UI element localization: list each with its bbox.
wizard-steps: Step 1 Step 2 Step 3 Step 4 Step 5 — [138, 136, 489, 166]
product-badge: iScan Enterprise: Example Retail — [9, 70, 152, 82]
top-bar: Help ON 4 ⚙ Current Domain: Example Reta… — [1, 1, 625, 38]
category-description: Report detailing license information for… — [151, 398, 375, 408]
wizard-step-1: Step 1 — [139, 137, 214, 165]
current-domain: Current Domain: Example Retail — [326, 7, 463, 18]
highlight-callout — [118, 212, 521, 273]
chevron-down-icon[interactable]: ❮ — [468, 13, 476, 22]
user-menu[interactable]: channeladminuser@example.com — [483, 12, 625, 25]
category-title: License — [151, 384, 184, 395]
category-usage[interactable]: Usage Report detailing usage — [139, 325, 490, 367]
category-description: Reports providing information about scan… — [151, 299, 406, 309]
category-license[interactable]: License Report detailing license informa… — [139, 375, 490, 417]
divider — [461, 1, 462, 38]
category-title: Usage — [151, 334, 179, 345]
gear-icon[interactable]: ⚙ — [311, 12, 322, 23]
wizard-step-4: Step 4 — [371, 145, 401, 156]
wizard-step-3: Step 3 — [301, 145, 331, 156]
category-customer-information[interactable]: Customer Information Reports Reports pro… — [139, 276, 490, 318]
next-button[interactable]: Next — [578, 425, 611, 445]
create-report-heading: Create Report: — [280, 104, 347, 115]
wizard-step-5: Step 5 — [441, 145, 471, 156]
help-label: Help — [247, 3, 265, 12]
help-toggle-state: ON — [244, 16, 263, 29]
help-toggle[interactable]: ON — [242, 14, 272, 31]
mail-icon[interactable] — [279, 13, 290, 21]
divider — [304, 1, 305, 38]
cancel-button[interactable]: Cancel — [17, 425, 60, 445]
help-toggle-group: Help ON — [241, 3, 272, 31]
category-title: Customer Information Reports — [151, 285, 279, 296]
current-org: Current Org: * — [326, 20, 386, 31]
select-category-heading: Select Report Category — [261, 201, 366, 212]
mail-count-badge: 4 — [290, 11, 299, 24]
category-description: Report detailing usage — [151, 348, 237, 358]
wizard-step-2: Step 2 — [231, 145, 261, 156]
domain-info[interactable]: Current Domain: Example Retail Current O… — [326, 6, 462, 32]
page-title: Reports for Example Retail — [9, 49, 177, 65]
--
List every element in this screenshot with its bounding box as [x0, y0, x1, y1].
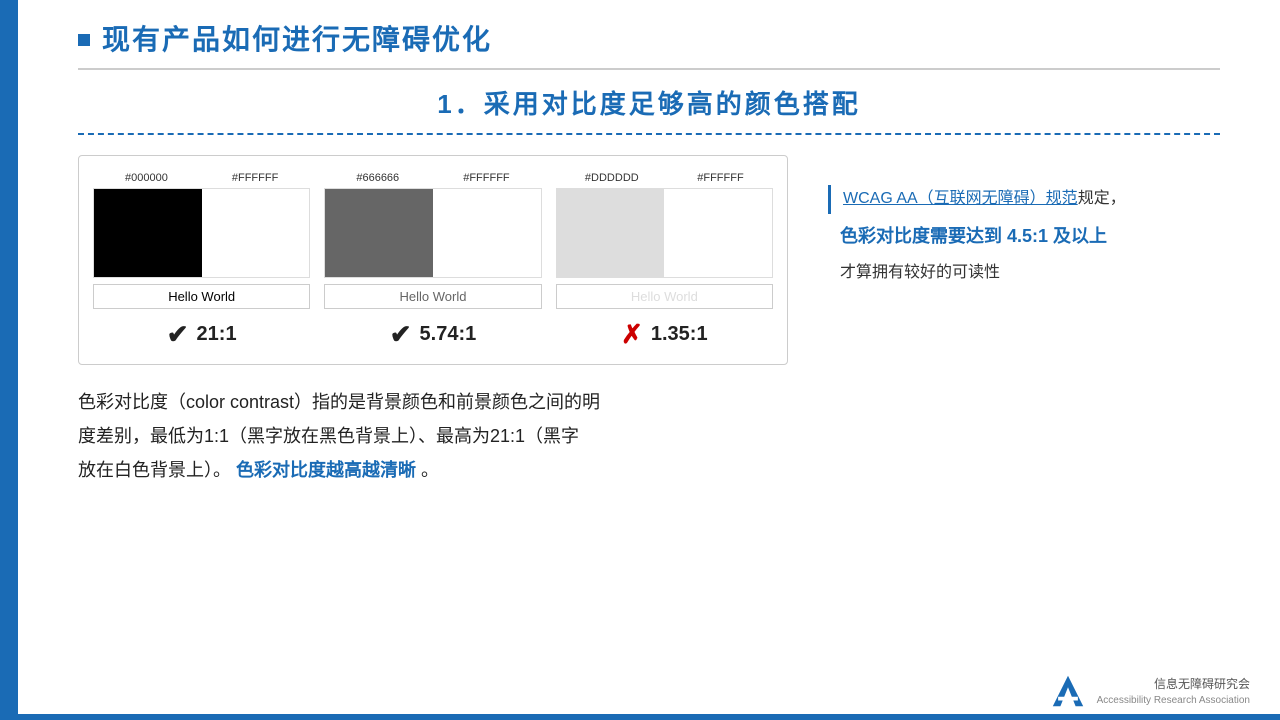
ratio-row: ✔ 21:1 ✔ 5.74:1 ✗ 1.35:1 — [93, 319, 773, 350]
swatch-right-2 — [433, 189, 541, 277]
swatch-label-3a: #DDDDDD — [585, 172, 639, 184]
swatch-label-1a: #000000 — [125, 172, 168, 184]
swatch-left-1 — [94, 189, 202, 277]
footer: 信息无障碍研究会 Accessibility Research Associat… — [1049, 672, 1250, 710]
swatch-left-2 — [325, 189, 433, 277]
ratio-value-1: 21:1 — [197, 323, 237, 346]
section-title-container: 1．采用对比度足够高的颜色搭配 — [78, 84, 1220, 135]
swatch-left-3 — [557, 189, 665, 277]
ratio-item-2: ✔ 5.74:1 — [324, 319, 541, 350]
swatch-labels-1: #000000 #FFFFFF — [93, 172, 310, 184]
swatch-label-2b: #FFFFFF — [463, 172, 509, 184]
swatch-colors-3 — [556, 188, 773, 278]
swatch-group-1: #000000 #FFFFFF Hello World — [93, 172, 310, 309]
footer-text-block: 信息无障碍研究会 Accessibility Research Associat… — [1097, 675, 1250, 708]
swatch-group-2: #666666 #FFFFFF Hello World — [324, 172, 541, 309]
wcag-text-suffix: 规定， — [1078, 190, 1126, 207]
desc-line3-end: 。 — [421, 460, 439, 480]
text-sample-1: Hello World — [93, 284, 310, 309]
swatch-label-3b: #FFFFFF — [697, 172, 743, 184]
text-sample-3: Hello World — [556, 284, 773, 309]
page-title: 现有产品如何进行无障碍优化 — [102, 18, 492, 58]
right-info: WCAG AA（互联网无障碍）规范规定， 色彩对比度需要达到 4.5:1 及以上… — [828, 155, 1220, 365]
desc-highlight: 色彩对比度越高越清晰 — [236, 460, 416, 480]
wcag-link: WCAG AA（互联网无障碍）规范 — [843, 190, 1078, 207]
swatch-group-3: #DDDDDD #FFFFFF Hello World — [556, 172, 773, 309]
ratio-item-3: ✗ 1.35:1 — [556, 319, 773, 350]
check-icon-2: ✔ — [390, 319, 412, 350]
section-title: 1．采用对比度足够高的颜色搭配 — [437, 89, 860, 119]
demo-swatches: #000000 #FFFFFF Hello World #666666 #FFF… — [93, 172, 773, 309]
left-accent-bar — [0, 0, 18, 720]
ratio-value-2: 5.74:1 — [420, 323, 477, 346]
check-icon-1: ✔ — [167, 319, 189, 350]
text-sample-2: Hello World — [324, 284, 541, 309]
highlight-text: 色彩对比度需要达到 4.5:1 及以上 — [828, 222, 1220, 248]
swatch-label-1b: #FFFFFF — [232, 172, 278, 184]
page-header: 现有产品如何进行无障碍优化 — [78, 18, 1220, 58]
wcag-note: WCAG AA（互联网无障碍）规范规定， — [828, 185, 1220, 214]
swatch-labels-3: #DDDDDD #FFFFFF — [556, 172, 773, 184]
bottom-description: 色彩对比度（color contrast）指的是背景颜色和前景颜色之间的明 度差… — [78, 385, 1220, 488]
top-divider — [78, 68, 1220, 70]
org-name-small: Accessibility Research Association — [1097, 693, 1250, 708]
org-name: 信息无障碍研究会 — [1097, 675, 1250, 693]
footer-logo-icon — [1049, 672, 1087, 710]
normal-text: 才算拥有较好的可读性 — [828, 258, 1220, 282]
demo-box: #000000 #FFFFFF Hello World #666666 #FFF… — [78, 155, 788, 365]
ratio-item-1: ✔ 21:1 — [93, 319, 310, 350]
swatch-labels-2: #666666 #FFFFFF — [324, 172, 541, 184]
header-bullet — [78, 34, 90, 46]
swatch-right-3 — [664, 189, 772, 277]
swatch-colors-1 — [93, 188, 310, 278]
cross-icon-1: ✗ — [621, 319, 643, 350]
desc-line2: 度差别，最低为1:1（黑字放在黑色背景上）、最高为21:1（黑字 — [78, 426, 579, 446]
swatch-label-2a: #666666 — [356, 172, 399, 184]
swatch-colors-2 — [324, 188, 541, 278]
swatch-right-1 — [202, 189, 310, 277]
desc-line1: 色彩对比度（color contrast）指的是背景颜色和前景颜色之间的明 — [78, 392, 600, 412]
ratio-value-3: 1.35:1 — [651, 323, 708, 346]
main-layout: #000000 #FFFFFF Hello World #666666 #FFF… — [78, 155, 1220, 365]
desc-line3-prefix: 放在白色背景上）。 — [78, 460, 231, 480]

=== Request ===
Rewrite everything from the line containing "UI element localization: list" down to the line containing "select-category-heading: Select Report" in the entries above, substituting "Sample Store" for "Example Retail" and leaving all else unchanged.

=== Answer ===
UI element localization: list each with its bbox.
wizard-steps: Step 1 Step 2 Step 3 Step 4 Step 5 — [138, 136, 489, 166]
product-badge: iScan Enterprise: Sample Store — [9, 70, 152, 82]
top-bar: Help ON 4 ⚙ Current Domain: Example Reta… — [1, 1, 625, 38]
category-description: Report detailing license information for… — [151, 398, 375, 408]
wizard-step-1: Step 1 — [139, 137, 214, 165]
current-domain: Current Domain: Sample Store — [326, 7, 463, 18]
highlight-callout — [118, 212, 521, 273]
chevron-down-icon[interactable]: ❮ — [468, 13, 476, 22]
user-menu[interactable]: channeladminuser@example.com — [483, 12, 625, 25]
category-title: License — [151, 384, 184, 395]
category-usage[interactable]: Usage Report detailing usage — [139, 325, 490, 367]
category-description: Reports providing information about scan… — [151, 299, 406, 309]
category-license[interactable]: License Report detailing license informa… — [139, 375, 490, 417]
divider — [461, 1, 462, 38]
category-title: Usage — [151, 334, 179, 345]
gear-icon[interactable]: ⚙ — [311, 12, 322, 23]
wizard-step-4: Step 4 — [371, 145, 401, 156]
wizard-step-3: Step 3 — [301, 145, 331, 156]
category-customer-information[interactable]: Customer Information Reports Reports pro… — [139, 276, 490, 318]
next-button[interactable]: Next — [578, 425, 611, 445]
create-report-heading: Create Report: — [280, 104, 347, 115]
wizard-step-5: Step 5 — [441, 145, 471, 156]
help-label: Help — [247, 3, 265, 12]
help-toggle-state: ON — [244, 16, 263, 29]
help-toggle[interactable]: ON — [242, 14, 272, 31]
mail-icon[interactable] — [279, 13, 290, 21]
divider — [304, 1, 305, 38]
cancel-button[interactable]: Cancel — [17, 425, 60, 445]
help-toggle-group: Help ON — [241, 3, 272, 31]
category-title: Customer Information Reports — [151, 285, 279, 296]
current-org: Current Org: * — [326, 20, 386, 31]
select-category-heading: Select Report Category — [261, 201, 366, 212]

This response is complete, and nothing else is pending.